## WHAT IS EXPECTED
Restate the data below word for word. Skip any images it contains.

___ ENTRIES PROVIDED ___

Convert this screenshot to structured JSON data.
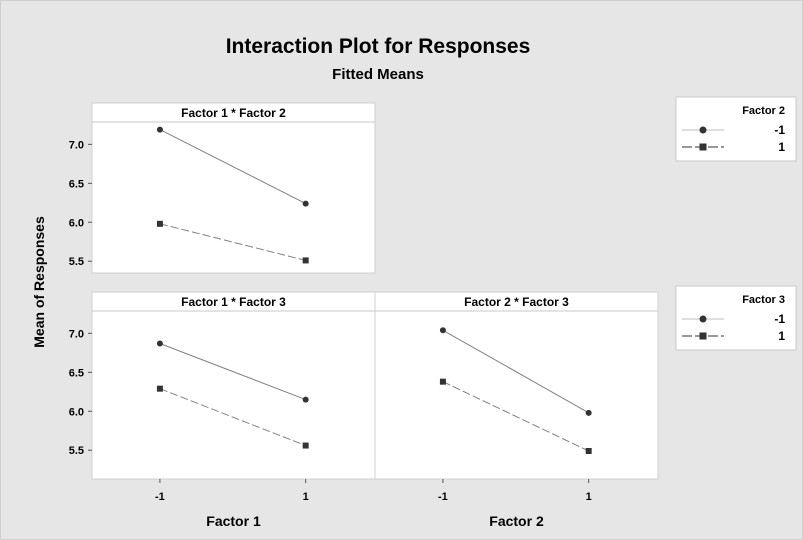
{
  "chart_data": {
    "type": "line",
    "title": "Interaction Plot for Responses",
    "subtitle": "Fitted Means",
    "ylabel": "Mean of Responses",
    "ylim": [
      5.4,
      7.3
    ],
    "yticks": [
      "7.0",
      "6.5",
      "6.0",
      "5.5"
    ],
    "colors": {
      "background": "#e6e6e6",
      "panel": "#ffffff",
      "series_line": "#808080",
      "marker": "#333333"
    },
    "panels": [
      {
        "id": "f1f2",
        "title": "Factor 1 * Factor 2",
        "x": [
          "-1",
          "1"
        ],
        "xlabel": "Factor 1",
        "legend": "Factor 2",
        "series": [
          {
            "name": "-1",
            "values": [
              7.19,
              6.24
            ]
          },
          {
            "name": "1",
            "values": [
              5.98,
              5.51
            ]
          }
        ]
      },
      {
        "id": "f1f3",
        "title": "Factor 1 * Factor 3",
        "x": [
          "-1",
          "1"
        ],
        "xlabel": "Factor 1",
        "legend": "Factor 3",
        "series": [
          {
            "name": "-1",
            "values": [
              6.87,
              6.15
            ]
          },
          {
            "name": "1",
            "values": [
              6.29,
              5.56
            ]
          }
        ]
      },
      {
        "id": "f2f3",
        "title": "Factor 2 * Factor 3",
        "x": [
          "-1",
          "1"
        ],
        "xlabel": "Factor 2",
        "legend": "Factor 3",
        "series": [
          {
            "name": "-1",
            "values": [
              7.04,
              5.98
            ]
          },
          {
            "name": "1",
            "values": [
              6.38,
              5.49
            ]
          }
        ]
      }
    ],
    "legends": [
      {
        "title": "Factor 2",
        "items": [
          {
            "label": "-1",
            "marker": "circle",
            "line": "solid"
          },
          {
            "label": "1",
            "marker": "square",
            "line": "dashed"
          }
        ]
      },
      {
        "title": "Factor 3",
        "items": [
          {
            "label": "-1",
            "marker": "circle",
            "line": "solid"
          },
          {
            "label": "1",
            "marker": "square",
            "line": "dashed"
          }
        ]
      }
    ]
  }
}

___

## ANSWER FOR THE TASK
Convert this screenshot to structured JSON data.
{
  "chart_data": {
    "type": "line",
    "title": "Interaction Plot for Responses",
    "subtitle": "Fitted Means",
    "ylabel": "Mean of Responses",
    "ylim": [
      5.4,
      7.3
    ],
    "yticks": [
      "7.0",
      "6.5",
      "6.0",
      "5.5"
    ],
    "colors": {
      "background": "#e6e6e6",
      "panel": "#ffffff",
      "series_line": "#808080",
      "marker": "#333333"
    },
    "panels": [
      {
        "id": "f1f2",
        "title": "Factor 1 * Factor 2",
        "x": [
          "-1",
          "1"
        ],
        "xlabel": "Factor 1",
        "legend": "Factor 2",
        "series": [
          {
            "name": "-1",
            "values": [
              7.19,
              6.24
            ]
          },
          {
            "name": "1",
            "values": [
              5.98,
              5.51
            ]
          }
        ]
      },
      {
        "id": "f1f3",
        "title": "Factor 1 * Factor 3",
        "x": [
          "-1",
          "1"
        ],
        "xlabel": "Factor 1",
        "legend": "Factor 3",
        "series": [
          {
            "name": "-1",
            "values": [
              6.87,
              6.15
            ]
          },
          {
            "name": "1",
            "values": [
              6.29,
              5.56
            ]
          }
        ]
      },
      {
        "id": "f2f3",
        "title": "Factor 2 * Factor 3",
        "x": [
          "-1",
          "1"
        ],
        "xlabel": "Factor 2",
        "legend": "Factor 3",
        "series": [
          {
            "name": "-1",
            "values": [
              7.04,
              5.98
            ]
          },
          {
            "name": "1",
            "values": [
              6.38,
              5.49
            ]
          }
        ]
      }
    ],
    "legends": [
      {
        "title": "Factor 2",
        "items": [
          {
            "label": "-1",
            "marker": "circle",
            "line": "solid"
          },
          {
            "label": "1",
            "marker": "square",
            "line": "dashed"
          }
        ]
      },
      {
        "title": "Factor 3",
        "items": [
          {
            "label": "-1",
            "marker": "circle",
            "line": "solid"
          },
          {
            "label": "1",
            "marker": "square",
            "line": "dashed"
          }
        ]
      }
    ]
  }
}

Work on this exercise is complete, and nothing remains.